→ **AIM**:
Reproduce every entry exactly as shown.

____

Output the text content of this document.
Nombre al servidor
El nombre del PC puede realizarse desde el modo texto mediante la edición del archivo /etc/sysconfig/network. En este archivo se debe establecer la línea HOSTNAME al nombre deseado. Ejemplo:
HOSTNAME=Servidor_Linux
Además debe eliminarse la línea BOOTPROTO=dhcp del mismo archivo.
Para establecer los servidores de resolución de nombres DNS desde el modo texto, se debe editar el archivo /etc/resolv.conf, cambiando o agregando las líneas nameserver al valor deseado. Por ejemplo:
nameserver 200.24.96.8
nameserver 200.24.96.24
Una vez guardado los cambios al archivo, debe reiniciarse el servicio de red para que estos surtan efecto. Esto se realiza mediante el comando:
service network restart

____

→ **REPLY**:
Output the text content of this document.
Nombre al servidor
El nombre del PC puede realizarse desde el modo texto mediante la edición del archivo /etc/sysconfig/network. En este archivo se debe establecer la línea HOSTNAME al nombre deseado. Ejemplo:
HOSTNAME=Servidor_Linux
Además debe eliminarse la línea BOOTPROTO=dhcp del mismo archivo.
Para establecer los servidores de resolución de nombres DNS desde el modo texto, se debe editar el archivo /etc/resolv.conf, cambiando o agregando las líneas nameserver al valor deseado. Por ejemplo:
nameserver 200.24.96.8
nameserver 200.24.96.24
Una vez guardado los cambios al archivo, debe reiniciarse el servicio de red para que estos surtan efecto. Esto se realiza mediante el comando:
service network restart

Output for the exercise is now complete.